Return the listing below exactly, with the pictures dropped.
— START —
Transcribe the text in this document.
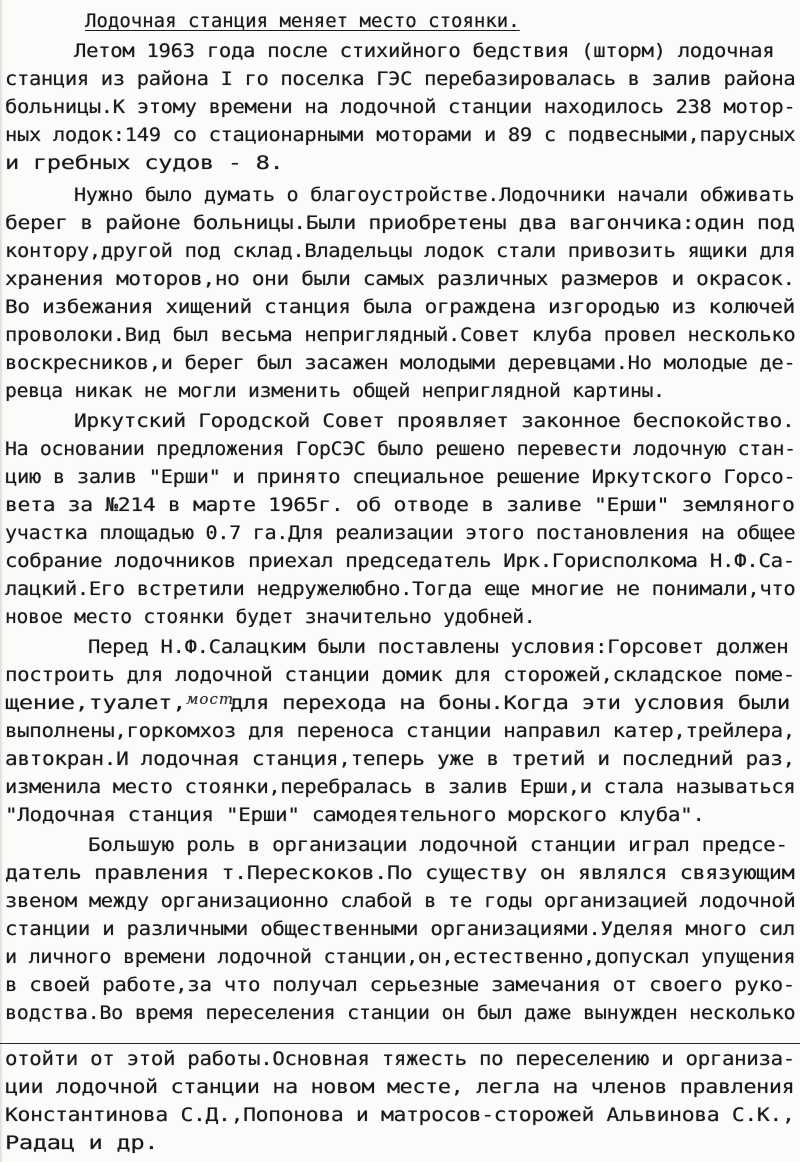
Лодочная станция меняет место стоянки.
Летом 1963 года после стихийного бедствия (шторм) лодочная
станция из района I го поселка ГЭС перебазировалась в залив района
больницы.К этому времени на лодочной станции находилось 238 мотор-
ных лодок:149 со стационарными моторами и 89 с подвесными,парусных
и гребных судов - 8.
Нужно было думать о благоустройстве.Лодочники начали обживать
берег в районе больницы.Были приобретены два вагончика:один под
контору,другой под склад.Владельцы лодок стали привозить ящики для
хранения моторов,но они были самых различных размеров и окрасок.
Во избежания хищений станция была ограждена изгородью из колючей
проволоки.Вид был весьма неприглядный.Совет клуба провел несколько
воскресников,и берег был засажен молодыми деревцами.Но молодые де-
ревца никак не могли изменить общей неприглядной картины.
Иркутский Городской Совет проявляет законное беспокойство.
На основании предложения ГорСЭС было решено перевести лодочную стан-
цию в залив "Ерши" и принято специальное решение Иркутского Горсо-
вета за №214 в марте 1965г. об отводе в заливе "Ерши" земляного
участка площадью 0.7 га.Для реализации этого постановления на общее
собрание лодочников приехал председатель Ирк.Горисполкома Н.Ф.Са-
лацкий.Его встретили недружелюбно.Тогда еще многие не понимали,что
новое место стоянки будет значительно удобней.
Перед Н.Ф.Салацким были поставлены условия:Горсовет должен
построить для лодочной станции домик для сторожей,складское поме-
щение,туалет, мост
для перехода на боны.Когда эти условия были
выполнены,горкомхоз для переноса станции направил катер,трейлера,
автокран.И лодочная станция,теперь уже в третий и последний раз,
изменила место стоянки,перебралась в залив Ерши,и стала называться
"Лодочная станция "Ерши" самодеятельного морского клуба".
Большую роль в организации лодочной станции играл предсе-
датель правления т.Перескоков.По существу он являлся связующим
звеном между организационно слабой в те годы организацией лодочной
станции и различными общественными организациями.Уделяя много сил
и личного времени лодочной станции,он,естественно,допускал упущения
в своей работе,за что получал серьезные замечания от своего руко-
водства.Во время переселения станции он был даже вынужден несколько
отойти от этой работы.Основная тяжесть по переселению и организа-
ции лодочной станции на новом месте, легла на членов правления
Константинова С.Д.,Попонова и матросов-сторожей Альвинова С.К.,
Радац и др.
— END —
*Written solution*:
Transcribe the text in this document.
Лодочная станция меняет место стоянки.
Летом 1963 года после стихийного бедствия (шторм) лодочная
станция из района I го поселка ГЭС перебазировалась в залив района
больницы.К этому времени на лодочной станции находилось 238 мотор-
ных лодок:149 со стационарными моторами и 89 с подвесными,парусных
и гребных судов - 8.
Нужно было думать о благоустройстве.Лодочники начали обживать
берег в районе больницы.Были приобретены два вагончика:один под
контору,другой под склад.Владельцы лодок стали привозить ящики для
хранения моторов,но они были самых различных размеров и окрасок.
Во избежания хищений станция была ограждена изгородью из колючей
проволоки.Вид был весьма неприглядный.Совет клуба провел несколько
воскресников,и берег был засажен молодыми деревцами.Но молодые де-
ревца никак не могли изменить общей неприглядной картины.
Иркутский Городской Совет проявляет законное беспокойство.
На основании предложения ГорСЭС было решено перевести лодочную стан-
цию в залив "Ерши" и принято специальное решение Иркутского Горсо-
вета за №214 в марте 1965г. об отводе в заливе "Ерши" земляного
участка площадью 0.7 га.Для реализации этого постановления на общее
собрание лодочников приехал председатель Ирк.Горисполкома Н.Ф.Са-
лацкий.Его встретили недружелюбно.Тогда еще многие не понимали,что
новое место стоянки будет значительно удобней.
Перед Н.Ф.Салацким были поставлены условия:Горсовет должен
построить для лодочной станции домик для сторожей,складское поме-
щение,туалет, мост
для перехода на боны.Когда эти условия были
выполнены,горкомхоз для переноса станции направил катер,трейлера,
автокран.И лодочная станция,теперь уже в третий и последний раз,
изменила место стоянки,перебралась в залив Ерши,и стала называться
"Лодочная станция "Ерши" самодеятельного морского клуба".
Большую роль в организации лодочной станции играл предсе-
датель правления т.Перескоков.По существу он являлся связующим
звеном между организационно слабой в те годы организацией лодочной
станции и различными общественными организациями.Уделяя много сил
и личного времени лодочной станции,он,естественно,допускал упущения
в своей работе,за что получал серьезные замечания от своего руко-
водства.Во время переселения станции он был даже вынужден несколько
отойти от этой работы.Основная тяжесть по переселению и организа-
ции лодочной станции на новом месте, легла на членов правления
Константинова С.Д.,Попонова и матросов-сторожей Альвинова С.К.,
Радац и др.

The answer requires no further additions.